Stated exercise:
Retype the full set of records. Keep every character identical.

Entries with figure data
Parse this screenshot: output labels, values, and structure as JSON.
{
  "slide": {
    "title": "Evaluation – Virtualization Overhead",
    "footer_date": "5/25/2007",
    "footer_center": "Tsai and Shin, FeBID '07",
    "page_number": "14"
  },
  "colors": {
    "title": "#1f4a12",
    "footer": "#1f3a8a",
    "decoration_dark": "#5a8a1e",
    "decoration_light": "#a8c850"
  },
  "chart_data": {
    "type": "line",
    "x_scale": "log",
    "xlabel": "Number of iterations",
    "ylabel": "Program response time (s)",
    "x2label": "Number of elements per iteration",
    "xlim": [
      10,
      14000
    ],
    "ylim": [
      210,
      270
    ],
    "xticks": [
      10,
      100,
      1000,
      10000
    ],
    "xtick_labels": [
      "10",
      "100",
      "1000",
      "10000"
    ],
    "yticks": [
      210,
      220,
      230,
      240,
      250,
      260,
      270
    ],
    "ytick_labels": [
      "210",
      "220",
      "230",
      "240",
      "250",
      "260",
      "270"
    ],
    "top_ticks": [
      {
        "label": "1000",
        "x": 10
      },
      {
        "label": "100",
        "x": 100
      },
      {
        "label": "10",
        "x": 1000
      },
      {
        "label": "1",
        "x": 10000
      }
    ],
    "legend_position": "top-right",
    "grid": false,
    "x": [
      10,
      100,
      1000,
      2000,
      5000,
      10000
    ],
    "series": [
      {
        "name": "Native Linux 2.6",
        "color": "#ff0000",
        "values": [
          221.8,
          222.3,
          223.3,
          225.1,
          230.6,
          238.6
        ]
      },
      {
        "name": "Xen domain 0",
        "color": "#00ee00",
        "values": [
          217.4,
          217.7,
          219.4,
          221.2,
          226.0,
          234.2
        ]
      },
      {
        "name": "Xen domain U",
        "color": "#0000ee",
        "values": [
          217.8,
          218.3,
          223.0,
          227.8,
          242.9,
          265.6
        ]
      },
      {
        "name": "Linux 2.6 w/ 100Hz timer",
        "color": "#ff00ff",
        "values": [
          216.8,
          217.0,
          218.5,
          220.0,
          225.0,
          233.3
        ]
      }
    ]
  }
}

Output of the exercise:
Parse this screenshot: output labels, values, and structure as JSON.
{
  "slide": {
    "title": "Evaluation – Virtualization Overhead",
    "footer_date": "5/25/2007",
    "footer_center": "Tsai and Shin, FeBID '07",
    "page_number": "14"
  },
  "colors": {
    "title": "#1f4a12",
    "footer": "#1f3a8a",
    "decoration_dark": "#5a8a1e",
    "decoration_light": "#a8c850"
  },
  "chart_data": {
    "type": "line",
    "x_scale": "log",
    "xlabel": "Number of iterations",
    "ylabel": "Program response time (s)",
    "x2label": "Number of elements per iteration",
    "xlim": [
      10,
      14000
    ],
    "ylim": [
      210,
      270
    ],
    "xticks": [
      10,
      100,
      1000,
      10000
    ],
    "xtick_labels": [
      "10",
      "100",
      "1000",
      "10000"
    ],
    "yticks": [
      210,
      220,
      230,
      240,
      250,
      260,
      270
    ],
    "ytick_labels": [
      "210",
      "220",
      "230",
      "240",
      "250",
      "260",
      "270"
    ],
    "top_ticks": [
      {
        "label": "1000",
        "x": 10
      },
      {
        "label": "100",
        "x": 100
      },
      {
        "label": "10",
        "x": 1000
      },
      {
        "label": "1",
        "x": 10000
      }
    ],
    "legend_position": "top-right",
    "grid": false,
    "x": [
      10,
      100,
      1000,
      2000,
      5000,
      10000
    ],
    "series": [
      {
        "name": "Native Linux 2.6",
        "color": "#ff0000",
        "values": [
          221.8,
          222.3,
          223.3,
          225.1,
          230.6,
          238.6
        ]
      },
      {
        "name": "Xen domain 0",
        "color": "#00ee00",
        "values": [
          217.4,
          217.7,
          219.4,
          221.2,
          226.0,
          234.2
        ]
      },
      {
        "name": "Xen domain U",
        "color": "#0000ee",
        "values": [
          217.8,
          218.3,
          223.0,
          227.8,
          242.9,
          265.6
        ]
      },
      {
        "name": "Linux 2.6 w/ 100Hz timer",
        "color": "#ff00ff",
        "values": [
          216.8,
          217.0,
          218.5,
          220.0,
          225.0,
          233.3
        ]
      }
    ]
  }
}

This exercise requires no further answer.